═══ Material shown
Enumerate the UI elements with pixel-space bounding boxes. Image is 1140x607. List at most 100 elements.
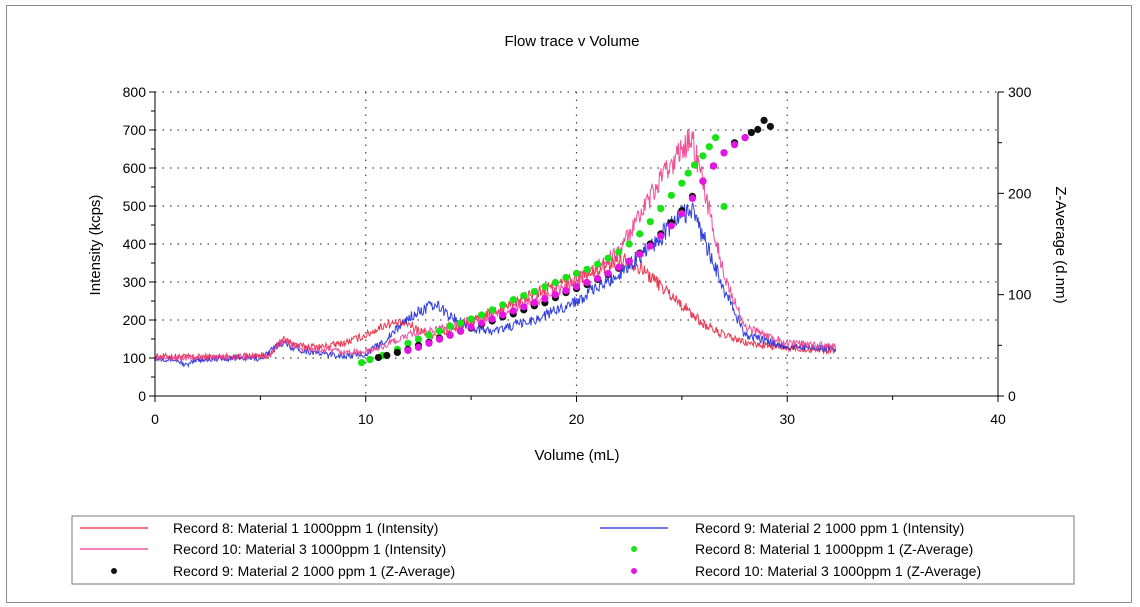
y-right-tick-label: 200 (1008, 185, 1032, 201)
x-tick-label: 20 (569, 411, 585, 427)
y-left-tick-label: 400 (123, 236, 147, 252)
z-average-point (688, 194, 697, 202)
z-average-point (467, 323, 475, 331)
z-average-point (383, 351, 391, 360)
z-average-point (499, 311, 507, 319)
y-right-tick-label: 0 (1008, 388, 1016, 404)
z-average-point (520, 303, 528, 311)
z-average-point (678, 210, 686, 218)
z-average-point (625, 240, 633, 248)
legend-dot-swatch (631, 546, 637, 552)
y-right-tick-label: 300 (1008, 84, 1032, 100)
legend-dot-swatch (631, 568, 637, 574)
z-average-point (425, 339, 433, 347)
z-average-point (699, 177, 707, 185)
z-average-point (530, 299, 538, 307)
z-average-point (467, 315, 475, 323)
z-average-point (478, 311, 486, 319)
z-average-point (741, 134, 749, 142)
z-average-point (667, 222, 675, 230)
y-left-tick-label: 200 (123, 312, 147, 328)
z-average-point (615, 263, 623, 271)
z-average-point (684, 169, 692, 177)
z-average-point (760, 116, 768, 124)
y-left-tick-label: 600 (123, 160, 147, 176)
z-average-point (754, 125, 762, 134)
z-average-point (711, 134, 720, 142)
x-tick-label: 30 (779, 411, 795, 427)
z-average-point (488, 315, 496, 323)
z-average-point (509, 296, 517, 304)
chart-title: Flow trace v Volume (504, 33, 639, 50)
z-average-point (636, 250, 644, 258)
z-average-point (690, 161, 699, 169)
legend-label: Record 9: Material 2 1000 ppm 1 (Z-Avera… (173, 563, 455, 579)
z-average-point (366, 355, 374, 364)
z-average-point (593, 260, 602, 268)
grid-lines (155, 91, 998, 396)
z-average-point (720, 202, 728, 211)
z-average-point (657, 204, 665, 213)
z-average-point (551, 291, 560, 299)
z-average-point (720, 149, 728, 157)
y-left-tick-label: 700 (123, 122, 147, 138)
z-average-point (604, 269, 612, 277)
y-left-tick-label: 800 (123, 84, 147, 100)
legend-label: Record 9: Material 2 1000 ppm 1 (Intensi… (695, 520, 964, 536)
z-average-point (478, 319, 486, 327)
legend-label: Record 10: Material 3 1000ppm 1 (Intensi… (173, 541, 446, 557)
z-average-point (678, 179, 686, 187)
z-average-point (446, 322, 454, 330)
intensity-trace (154, 128, 837, 363)
z-average-point (709, 162, 718, 170)
z-average-point (646, 218, 654, 226)
z-average-point (636, 230, 644, 238)
z-average-point (615, 248, 623, 256)
z-average-point (435, 335, 444, 343)
z-average-point (667, 191, 675, 199)
x-tick-label: 10 (358, 411, 374, 427)
z-average-point (572, 269, 581, 277)
z-average-point (425, 331, 433, 339)
z-average-point (435, 327, 444, 335)
z-average-point (393, 348, 401, 357)
z-average-point (509, 307, 517, 315)
y-axis-right-title: Z-Average (d.nm) (1052, 186, 1069, 303)
z-average-point (404, 339, 412, 347)
legend-box (71, 515, 1075, 585)
z-average-point (551, 278, 560, 287)
x-tick-label: 0 (151, 411, 159, 427)
z-average-point (766, 122, 774, 131)
y-axis-left-title: Intensity (kcps) (87, 195, 104, 296)
z-average-point (541, 282, 549, 291)
y-left-tick-label: 0 (138, 388, 146, 404)
z-average-point (414, 343, 423, 351)
z-average-point (446, 331, 454, 339)
z-average-point (456, 327, 465, 335)
z-average-point (747, 128, 756, 137)
z-average-point (625, 257, 633, 265)
legend-label: Record 10: Material 3 1000ppm 1 (Z-Avera… (695, 563, 981, 579)
legend: Record 8: Material 1 1000ppm 1 (Intensit… (71, 515, 1075, 585)
z-average-point (488, 306, 496, 314)
legend-label: Record 8: Material 1 1000ppm 1 (Intensit… (173, 520, 438, 536)
plot-series (154, 116, 837, 369)
z-average-point (572, 282, 581, 291)
legend-label: Record 8: Material 1 1000ppm 1 (Z-Averag… (695, 541, 973, 557)
z-average-point (730, 141, 739, 149)
z-average-point (520, 292, 528, 300)
z-average-point (541, 295, 549, 303)
y-left-tick-label: 100 (123, 350, 147, 366)
z-average-point (646, 242, 654, 250)
z-average-point (583, 278, 591, 287)
z-average-point (562, 273, 570, 282)
z-average-point (357, 358, 366, 367)
z-average-point (593, 274, 602, 283)
z-average-point (374, 353, 382, 362)
z-average-point (456, 319, 465, 327)
z-average-point (699, 152, 707, 160)
axes: 0 10 20 30 400100200300400500600700800010020… (123, 84, 1032, 427)
intensity-trace (154, 252, 837, 362)
legend-dot-swatch (111, 568, 117, 574)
══════
§ **To do**: Reproduce all of the records above line for line, leaving out the pictures.

§ **Full output**:
Enumerate the UI elements with pixel-space bounding boxes. Image is 1140x607. List at most 100 elements.
y-right-tick-label: 200 (1008, 185, 1032, 201)
x-tick-label: 20 (569, 411, 585, 427)
y-left-tick-label: 400 (123, 236, 147, 252)
z-average-point (688, 194, 697, 202)
z-average-point (467, 323, 475, 331)
z-average-point (383, 351, 391, 360)
z-average-point (499, 311, 507, 319)
y-right-tick-label: 0 (1008, 388, 1016, 404)
z-average-point (520, 303, 528, 311)
z-average-point (678, 210, 686, 218)
z-average-point (625, 240, 633, 248)
legend-dot-swatch (631, 546, 637, 552)
y-right-tick-label: 300 (1008, 84, 1032, 100)
legend-dot-swatch (631, 568, 637, 574)
z-average-point (425, 339, 433, 347)
z-average-point (699, 177, 707, 185)
z-average-point (530, 299, 538, 307)
z-average-point (467, 315, 475, 323)
z-average-point (478, 311, 486, 319)
z-average-point (741, 134, 749, 142)
z-average-point (667, 222, 675, 230)
y-left-tick-label: 200 (123, 312, 147, 328)
z-average-point (615, 263, 623, 271)
z-average-point (684, 169, 692, 177)
z-average-point (760, 116, 768, 124)
y-left-tick-label: 600 (123, 160, 147, 176)
z-average-point (754, 125, 762, 134)
z-average-point (711, 134, 720, 142)
x-tick-label: 30 (779, 411, 795, 427)
z-average-point (488, 315, 496, 323)
z-average-point (509, 296, 517, 304)
chart-title: Flow trace v Volume (504, 33, 639, 50)
z-average-point (636, 250, 644, 258)
z-average-point (690, 161, 699, 169)
legend-label: Record 9: Material 2 1000 ppm 1 (Z-Avera… (173, 563, 455, 579)
z-average-point (366, 355, 374, 364)
z-average-point (593, 260, 602, 268)
grid-lines (155, 91, 998, 396)
z-average-point (720, 202, 728, 211)
z-average-point (657, 204, 665, 213)
z-average-point (551, 291, 560, 299)
z-average-point (720, 149, 728, 157)
y-left-tick-label: 700 (123, 122, 147, 138)
z-average-point (604, 269, 612, 277)
y-left-tick-label: 800 (123, 84, 147, 100)
legend-label: Record 9: Material 2 1000 ppm 1 (Intensi… (695, 520, 964, 536)
z-average-point (478, 319, 486, 327)
legend-label: Record 10: Material 3 1000ppm 1 (Intensi… (173, 541, 446, 557)
z-average-point (678, 179, 686, 187)
z-average-point (446, 322, 454, 330)
intensity-trace (154, 128, 837, 363)
z-average-point (709, 162, 718, 170)
z-average-point (646, 218, 654, 226)
z-average-point (636, 230, 644, 238)
z-average-point (615, 248, 623, 256)
z-average-point (435, 335, 444, 343)
z-average-point (667, 191, 675, 199)
x-tick-label: 10 (358, 411, 374, 427)
z-average-point (572, 269, 581, 277)
z-average-point (425, 331, 433, 339)
z-average-point (435, 327, 444, 335)
z-average-point (393, 348, 401, 357)
z-average-point (509, 307, 517, 315)
y-axis-right-title: Z-Average (d.nm) (1052, 186, 1069, 303)
z-average-point (404, 339, 412, 347)
legend-box (71, 515, 1075, 585)
z-average-point (551, 278, 560, 287)
x-tick-label: 0 (151, 411, 159, 427)
z-average-point (766, 122, 774, 131)
y-axis-left-title: Intensity (kcps) (87, 195, 104, 296)
z-average-point (541, 282, 549, 291)
y-left-tick-label: 0 (138, 388, 146, 404)
z-average-point (414, 343, 423, 351)
z-average-point (446, 331, 454, 339)
z-average-point (456, 327, 465, 335)
z-average-point (747, 128, 756, 137)
z-average-point (625, 257, 633, 265)
legend-label: Record 10: Material 3 1000ppm 1 (Z-Avera… (695, 563, 981, 579)
legend: Record 8: Material 1 1000ppm 1 (Intensit… (71, 515, 1075, 585)
z-average-point (488, 306, 496, 314)
legend-label: Record 8: Material 1 1000ppm 1 (Intensit… (173, 520, 438, 536)
plot-series (154, 116, 837, 369)
z-average-point (572, 282, 581, 291)
legend-label: Record 8: Material 1 1000ppm 1 (Z-Averag… (695, 541, 973, 557)
z-average-point (730, 141, 739, 149)
z-average-point (520, 292, 528, 300)
z-average-point (541, 295, 549, 303)
y-left-tick-label: 100 (123, 350, 147, 366)
z-average-point (646, 242, 654, 250)
z-average-point (583, 278, 591, 287)
z-average-point (562, 273, 570, 282)
z-average-point (357, 358, 366, 367)
z-average-point (593, 274, 602, 283)
z-average-point (374, 353, 382, 362)
z-average-point (456, 319, 465, 327)
z-average-point (699, 152, 707, 160)
axes: 0 10 20 30 400100200300400500600700800010020… (123, 84, 1032, 427)
intensity-trace (154, 252, 837, 362)
legend-dot-swatch (111, 568, 117, 574)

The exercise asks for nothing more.